_Challenge_: Find how many lines hold the word "this" and give that number only.

_Given data_:
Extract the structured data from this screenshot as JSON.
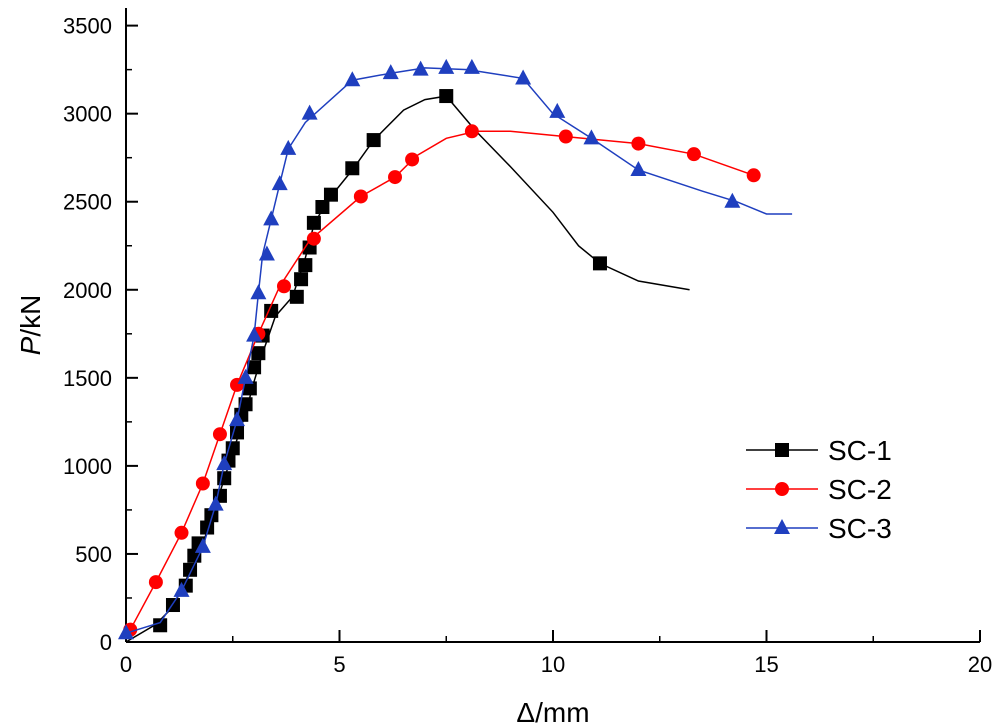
{
  "chart_data": {
    "type": "line",
    "title": "",
    "xlabel_symbol": "Δ",
    "xlabel_unit": "/mm",
    "ylabel_symbol": "P",
    "ylabel_unit": "/kN",
    "xlim": [
      0,
      20
    ],
    "ylim": [
      0,
      3600
    ],
    "xticks": [
      0,
      5,
      10,
      15,
      20
    ],
    "yticks": [
      0,
      500,
      1000,
      1500,
      2000,
      2500,
      3000,
      3500
    ],
    "grid": false,
    "legend_position": "right",
    "series": [
      {
        "name": "SC-1",
        "color": "#000000",
        "marker": "square",
        "line": [
          [
            0,
            0
          ],
          [
            0.7,
            100
          ],
          [
            1.1,
            200
          ],
          [
            1.3,
            300
          ],
          [
            1.6,
            450
          ],
          [
            1.8,
            560
          ],
          [
            2.0,
            700
          ],
          [
            2.2,
            850
          ],
          [
            2.4,
            1000
          ],
          [
            2.6,
            1150
          ],
          [
            2.8,
            1300
          ],
          [
            3.0,
            1480
          ],
          [
            3.2,
            1640
          ],
          [
            3.5,
            1850
          ],
          [
            3.9,
            1960
          ],
          [
            4.2,
            2180
          ],
          [
            4.4,
            2370
          ],
          [
            4.7,
            2500
          ],
          [
            5.3,
            2680
          ],
          [
            5.8,
            2850
          ],
          [
            6.5,
            3020
          ],
          [
            7.0,
            3080
          ],
          [
            7.5,
            3100
          ],
          [
            8.2,
            2900
          ],
          [
            9.0,
            2700
          ],
          [
            10.0,
            2440
          ],
          [
            10.6,
            2250
          ],
          [
            11.1,
            2150
          ],
          [
            12.0,
            2050
          ],
          [
            13.2,
            2000
          ]
        ],
        "points": [
          [
            0.8,
            95
          ],
          [
            1.1,
            210
          ],
          [
            1.4,
            320
          ],
          [
            1.5,
            410
          ],
          [
            1.6,
            490
          ],
          [
            1.7,
            560
          ],
          [
            1.9,
            650
          ],
          [
            2.0,
            720
          ],
          [
            2.2,
            830
          ],
          [
            2.3,
            930
          ],
          [
            2.4,
            1030
          ],
          [
            2.5,
            1100
          ],
          [
            2.6,
            1190
          ],
          [
            2.7,
            1290
          ],
          [
            2.8,
            1350
          ],
          [
            2.9,
            1440
          ],
          [
            3.0,
            1560
          ],
          [
            3.1,
            1640
          ],
          [
            3.2,
            1740
          ],
          [
            3.4,
            1880
          ],
          [
            4.0,
            1960
          ],
          [
            4.1,
            2060
          ],
          [
            4.2,
            2140
          ],
          [
            4.3,
            2240
          ],
          [
            4.4,
            2380
          ],
          [
            4.6,
            2470
          ],
          [
            4.8,
            2540
          ],
          [
            5.3,
            2690
          ],
          [
            5.8,
            2850
          ],
          [
            7.5,
            3100
          ],
          [
            11.1,
            2150
          ]
        ]
      },
      {
        "name": "SC-2",
        "color": "#ff0000",
        "marker": "circle",
        "line": [
          [
            0.1,
            70
          ],
          [
            0.7,
            340
          ],
          [
            1.3,
            620
          ],
          [
            1.8,
            900
          ],
          [
            2.2,
            1180
          ],
          [
            2.6,
            1460
          ],
          [
            3.1,
            1750
          ],
          [
            3.6,
            2020
          ],
          [
            4.3,
            2280
          ],
          [
            5.5,
            2530
          ],
          [
            6.3,
            2640
          ],
          [
            6.8,
            2760
          ],
          [
            7.5,
            2860
          ],
          [
            8.2,
            2900
          ],
          [
            9.0,
            2900
          ],
          [
            10.3,
            2870
          ],
          [
            12.0,
            2830
          ],
          [
            13.3,
            2770
          ],
          [
            14.7,
            2650
          ]
        ],
        "points": [
          [
            0.1,
            70
          ],
          [
            0.7,
            340
          ],
          [
            1.3,
            620
          ],
          [
            1.8,
            900
          ],
          [
            2.2,
            1180
          ],
          [
            2.6,
            1460
          ],
          [
            3.1,
            1750
          ],
          [
            3.7,
            2020
          ],
          [
            4.4,
            2290
          ],
          [
            5.5,
            2530
          ],
          [
            6.3,
            2640
          ],
          [
            6.7,
            2740
          ],
          [
            8.1,
            2900
          ],
          [
            10.3,
            2870
          ],
          [
            12.0,
            2830
          ],
          [
            13.3,
            2770
          ],
          [
            14.7,
            2650
          ]
        ]
      },
      {
        "name": "SC-3",
        "color": "#1f3fbf",
        "marker": "triangle",
        "line": [
          [
            0,
            50
          ],
          [
            0.8,
            110
          ],
          [
            1.3,
            290
          ],
          [
            1.8,
            540
          ],
          [
            2.1,
            780
          ],
          [
            2.3,
            1010
          ],
          [
            2.6,
            1260
          ],
          [
            2.8,
            1500
          ],
          [
            3.0,
            1740
          ],
          [
            3.1,
            1980
          ],
          [
            3.2,
            2200
          ],
          [
            3.4,
            2400
          ],
          [
            3.6,
            2600
          ],
          [
            3.8,
            2800
          ],
          [
            4.2,
            2950
          ],
          [
            5.3,
            3190
          ],
          [
            6.2,
            3230
          ],
          [
            7.0,
            3260
          ],
          [
            8.0,
            3250
          ],
          [
            9.3,
            3200
          ],
          [
            10.0,
            3000
          ],
          [
            10.9,
            2860
          ],
          [
            12.0,
            2680
          ],
          [
            13.5,
            2560
          ],
          [
            14.3,
            2500
          ],
          [
            15.0,
            2430
          ],
          [
            15.6,
            2430
          ]
        ],
        "points": [
          [
            0,
            50
          ],
          [
            1.3,
            290
          ],
          [
            1.8,
            540
          ],
          [
            2.1,
            780
          ],
          [
            2.3,
            1010
          ],
          [
            2.6,
            1260
          ],
          [
            2.8,
            1500
          ],
          [
            3.0,
            1740
          ],
          [
            3.1,
            1980
          ],
          [
            3.3,
            2200
          ],
          [
            3.4,
            2400
          ],
          [
            3.6,
            2600
          ],
          [
            3.8,
            2800
          ],
          [
            4.3,
            3000
          ],
          [
            5.3,
            3190
          ],
          [
            6.2,
            3230
          ],
          [
            6.9,
            3250
          ],
          [
            7.5,
            3260
          ],
          [
            8.1,
            3260
          ],
          [
            9.3,
            3200
          ],
          [
            10.1,
            3010
          ],
          [
            10.9,
            2860
          ],
          [
            12.0,
            2680
          ],
          [
            14.2,
            2500
          ]
        ]
      }
    ]
  }
}
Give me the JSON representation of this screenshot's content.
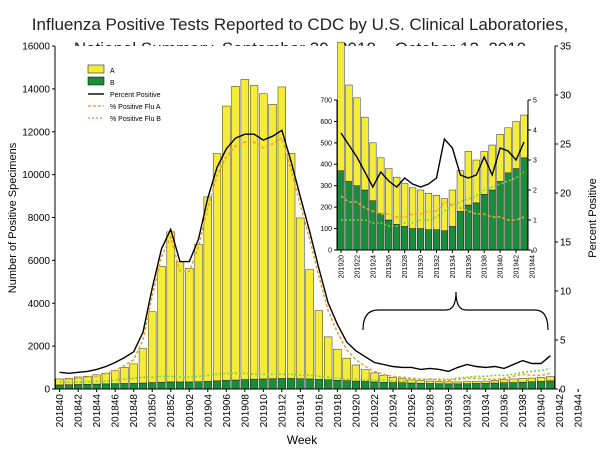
{
  "chart_data": {
    "type": "bar",
    "title_line1": "Influenza Positive Tests Reported to CDC by U.S. Clinical Laboratories,",
    "title_line2": "National Summary, September 30, 2018 – October 12, 2019",
    "xlabel": "Week",
    "ylabel_left": "Number of Positive Specimens",
    "ylabel_right": "Percent Positive",
    "ylim_left": [
      0,
      16000
    ],
    "ylim_right": [
      0,
      35
    ],
    "yticks_left": [
      0,
      2000,
      4000,
      6000,
      8000,
      10000,
      12000,
      14000,
      16000
    ],
    "yticks_right": [
      0,
      5,
      10,
      15,
      20,
      25,
      30,
      35
    ],
    "xtick_labels": [
      "201840",
      "201842",
      "201844",
      "201846",
      "201848",
      "201850",
      "201852",
      "201902",
      "201904",
      "201906",
      "201908",
      "201910",
      "201912",
      "201914",
      "201916",
      "201918",
      "201920",
      "201922",
      "201924",
      "201926",
      "201928",
      "201930",
      "201932",
      "201934",
      "201936",
      "201938",
      "201940",
      "201942",
      "201944"
    ],
    "legend": {
      "A": "A",
      "B": "B",
      "pct": "Percent Positive",
      "pctA": "% Positive Flu A",
      "pctB": "% Positive Flu B"
    },
    "colors": {
      "A": "#f5ec3a",
      "B": "#1a8c3a",
      "pct": "#000000",
      "pctA": "#e8a33a",
      "pctB": "#7bd14a"
    },
    "series": {
      "A": [
        280,
        300,
        350,
        380,
        430,
        500,
        600,
        750,
        900,
        1600,
        3300,
        5400,
        7000,
        5600,
        5300,
        6400,
        8600,
        10600,
        12800,
        13700,
        14000,
        13700,
        13300,
        12800,
        13600,
        10500,
        7500,
        5100,
        3200,
        2000,
        1450,
        1050,
        750,
        550,
        420,
        330,
        250,
        200,
        150,
        120,
        110,
        100,
        95,
        90,
        90,
        90,
        100,
        130,
        150,
        170,
        180,
        170,
        180,
        200
      ],
      "B": [
        190,
        200,
        210,
        220,
        230,
        240,
        250,
        260,
        270,
        280,
        300,
        320,
        330,
        330,
        330,
        340,
        360,
        380,
        400,
        420,
        440,
        460,
        470,
        480,
        490,
        490,
        480,
        470,
        450,
        430,
        410,
        390,
        370,
        350,
        330,
        310,
        300,
        290,
        280,
        270,
        260,
        250,
        240,
        240,
        250,
        260,
        270,
        280,
        290,
        300,
        320,
        340,
        360,
        380
      ],
      "pct": [
        1.7,
        1.6,
        1.7,
        1.8,
        2.0,
        2.3,
        2.7,
        3.2,
        3.8,
        5.8,
        10.3,
        14.3,
        16.3,
        13.0,
        13.0,
        15.3,
        19.5,
        22.6,
        24.5,
        25.6,
        26.0,
        26.0,
        25.4,
        25.8,
        26.4,
        23.2,
        19.6,
        16.1,
        12.3,
        8.8,
        6.6,
        4.8,
        3.9,
        3.3,
        2.7,
        2.5,
        2.3,
        2.2,
        2.2,
        2.0,
        2.1,
        2.0,
        1.8,
        2.2,
        2.5,
        2.3,
        2.2,
        2.3,
        2.1,
        2.5,
        2.9,
        2.6,
        2.6,
        3.4
      ],
      "pctA": [
        1.0,
        1.0,
        1.1,
        1.2,
        1.3,
        1.6,
        1.9,
        2.4,
        3.0,
        5.0,
        9.5,
        13.5,
        15.5,
        12.0,
        12.0,
        14.5,
        18.5,
        21.8,
        23.7,
        24.8,
        25.2,
        25.2,
        24.6,
        25.0,
        25.6,
        22.4,
        18.8,
        15.3,
        11.5,
        8.0,
        5.8,
        4.0,
        3.0,
        2.3,
        1.8,
        1.5,
        1.3,
        1.2,
        1.1,
        1.0,
        1.0,
        0.9,
        0.9,
        1.0,
        1.1,
        1.1,
        1.0,
        1.0,
        1.1,
        1.3,
        1.5,
        1.4,
        1.4,
        1.6
      ],
      "pctB": [
        0.7,
        0.7,
        0.7,
        0.7,
        0.8,
        0.8,
        0.9,
        1.0,
        1.1,
        1.2,
        1.2,
        1.3,
        1.3,
        1.2,
        1.2,
        1.3,
        1.4,
        1.5,
        1.6,
        1.6,
        1.6,
        1.5,
        1.5,
        1.5,
        1.5,
        1.5,
        1.4,
        1.4,
        1.3,
        1.2,
        1.1,
        1.0,
        1.0,
        0.9,
        0.9,
        0.9,
        0.8,
        0.8,
        0.9,
        0.9,
        1.0,
        1.0,
        1.0,
        1.1,
        1.2,
        1.3,
        1.3,
        1.4,
        1.4,
        1.5,
        1.7,
        1.8,
        1.9,
        2.1
      ]
    },
    "inset": {
      "ylim_left": [
        0,
        700
      ],
      "ylim_right": [
        0,
        5
      ],
      "yticks_left": [
        0,
        50,
        100,
        150,
        200,
        250,
        300,
        350,
        400,
        450,
        500,
        550,
        600,
        650,
        700
      ],
      "yticks_right": [
        0,
        1,
        2,
        3,
        4,
        5
      ],
      "xtick_labels": [
        "201920",
        "201922",
        "201924",
        "201926",
        "201928",
        "201930",
        "201932",
        "201934",
        "201936",
        "201938",
        "201940",
        "201942",
        "201944"
      ],
      "A": [
        600,
        450,
        410,
        340,
        270,
        260,
        240,
        220,
        200,
        190,
        180,
        170,
        160,
        150,
        170,
        190,
        250,
        200,
        200,
        210,
        220,
        210,
        220,
        200
      ],
      "B": [
        370,
        320,
        300,
        280,
        230,
        170,
        140,
        120,
        110,
        100,
        100,
        95,
        95,
        90,
        110,
        180,
        210,
        220,
        260,
        280,
        320,
        360,
        380,
        430
      ],
      "pct": [
        3.9,
        3.5,
        3.1,
        2.6,
        2.1,
        2.6,
        2.3,
        2.1,
        2.4,
        2.2,
        2.1,
        2.2,
        2.4,
        3.7,
        3.4,
        2.5,
        2.4,
        2.5,
        3.1,
        2.5,
        3.4,
        3.3,
        3.0,
        3.6
      ],
      "pctA": [
        1.8,
        1.6,
        1.6,
        1.4,
        1.3,
        1.2,
        1.2,
        1.1,
        1.1,
        1.2,
        1.2,
        1.3,
        1.3,
        1.6,
        1.5,
        1.4,
        1.3,
        1.2,
        1.2,
        1.1,
        1.1,
        1.0,
        1.0,
        1.1
      ],
      "pctB": [
        1.0,
        1.0,
        1.0,
        1.0,
        0.9,
        0.9,
        0.8,
        0.8,
        0.9,
        0.9,
        1.0,
        1.0,
        1.1,
        1.3,
        1.5,
        1.6,
        1.7,
        1.8,
        2.0,
        2.1,
        2.2,
        2.3,
        2.4,
        2.6
      ]
    }
  }
}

_Solved exercise_: 2